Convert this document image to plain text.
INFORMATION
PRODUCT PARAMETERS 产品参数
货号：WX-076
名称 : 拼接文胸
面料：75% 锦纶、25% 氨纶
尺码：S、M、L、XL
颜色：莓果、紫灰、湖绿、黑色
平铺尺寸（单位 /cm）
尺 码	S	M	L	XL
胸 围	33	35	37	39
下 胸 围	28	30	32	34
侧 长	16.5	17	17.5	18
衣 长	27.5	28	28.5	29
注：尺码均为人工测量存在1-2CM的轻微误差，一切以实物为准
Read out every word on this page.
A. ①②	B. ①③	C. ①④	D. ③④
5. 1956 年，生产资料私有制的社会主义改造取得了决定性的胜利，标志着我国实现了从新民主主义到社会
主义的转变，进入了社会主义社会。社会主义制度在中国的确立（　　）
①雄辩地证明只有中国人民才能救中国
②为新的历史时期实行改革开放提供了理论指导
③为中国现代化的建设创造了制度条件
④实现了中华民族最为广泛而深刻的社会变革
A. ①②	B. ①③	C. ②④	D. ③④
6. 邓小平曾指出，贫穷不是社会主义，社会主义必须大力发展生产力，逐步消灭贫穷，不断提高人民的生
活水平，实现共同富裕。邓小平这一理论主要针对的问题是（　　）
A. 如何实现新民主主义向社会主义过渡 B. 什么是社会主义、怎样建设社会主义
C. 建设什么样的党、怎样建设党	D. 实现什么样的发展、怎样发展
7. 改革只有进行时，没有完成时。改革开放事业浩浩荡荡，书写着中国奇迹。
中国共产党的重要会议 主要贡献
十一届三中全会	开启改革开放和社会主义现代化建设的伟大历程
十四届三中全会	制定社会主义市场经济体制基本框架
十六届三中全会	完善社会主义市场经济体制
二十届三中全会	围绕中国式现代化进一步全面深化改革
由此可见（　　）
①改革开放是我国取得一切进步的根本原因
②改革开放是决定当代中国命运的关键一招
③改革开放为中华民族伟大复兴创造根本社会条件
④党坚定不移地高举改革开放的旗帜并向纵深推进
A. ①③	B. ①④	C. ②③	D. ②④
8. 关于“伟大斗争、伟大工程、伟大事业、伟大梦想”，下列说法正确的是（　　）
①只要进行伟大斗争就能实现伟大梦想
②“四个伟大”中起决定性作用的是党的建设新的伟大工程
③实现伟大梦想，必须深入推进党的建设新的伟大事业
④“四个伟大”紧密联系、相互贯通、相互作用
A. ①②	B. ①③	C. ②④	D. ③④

Problem details:
Above are some records; repeat all of them exactly.

Final answer:
Convert this document image to plain text.
INFORMATION
PRODUCT PARAMETERS 产品参数
货号：WX-076
名称 : 拼接文胸
面料：75% 锦纶、25% 氨纶
尺码：S、M、L、XL
颜色：莓果、紫灰、湖绿、黑色
平铺尺寸（单位 /cm）
尺 码	S	M	L	XL
胸 围	33	35	37	39
下 胸 围	28	30	32	34
侧 长	16.5	17	17.5	18
衣 长	27.5	28	28.5	29
注：尺码均为人工测量存在1-2CM的轻微误差，一切以实物为准
Read out every word on this page.
A. ①②	B. ①③	C. ①④	D. ③④
5. 1956 年，生产资料私有制的社会主义改造取得了决定性的胜利，标志着我国实现了从新民主主义到社会
主义的转变，进入了社会主义社会。社会主义制度在中国的确立（　　）
①雄辩地证明只有中国人民才能救中国
②为新的历史时期实行改革开放提供了理论指导
③为中国现代化的建设创造了制度条件
④实现了中华民族最为广泛而深刻的社会变革
A. ①②	B. ①③	C. ②④	D. ③④
6. 邓小平曾指出，贫穷不是社会主义，社会主义必须大力发展生产力，逐步消灭贫穷，不断提高人民的生
活水平，实现共同富裕。邓小平这一理论主要针对的问题是（　　）
A. 如何实现新民主主义向社会主义过渡 B. 什么是社会主义、怎样建设社会主义
C. 建设什么样的党、怎样建设党	D. 实现什么样的发展、怎样发展
7. 改革只有进行时，没有完成时。改革开放事业浩浩荡荡，书写着中国奇迹。
中国共产党的重要会议 主要贡献
十一届三中全会	开启改革开放和社会主义现代化建设的伟大历程
十四届三中全会	制定社会主义市场经济体制基本框架
十六届三中全会	完善社会主义市场经济体制
二十届三中全会	围绕中国式现代化进一步全面深化改革
由此可见（　　）
①改革开放是我国取得一切进步的根本原因
②改革开放是决定当代中国命运的关键一招
③改革开放为中华民族伟大复兴创造根本社会条件
④党坚定不移地高举改革开放的旗帜并向纵深推进
A. ①③	B. ①④	C. ②③	D. ②④
8. 关于“伟大斗争、伟大工程、伟大事业、伟大梦想”，下列说法正确的是（　　）
①只要进行伟大斗争就能实现伟大梦想
②“四个伟大”中起决定性作用的是党的建设新的伟大工程
③实现伟大梦想，必须深入推进党的建设新的伟大事业
④“四个伟大”紧密联系、相互贯通、相互作用
A. ①②	B. ①③	C. ②④	D. ③④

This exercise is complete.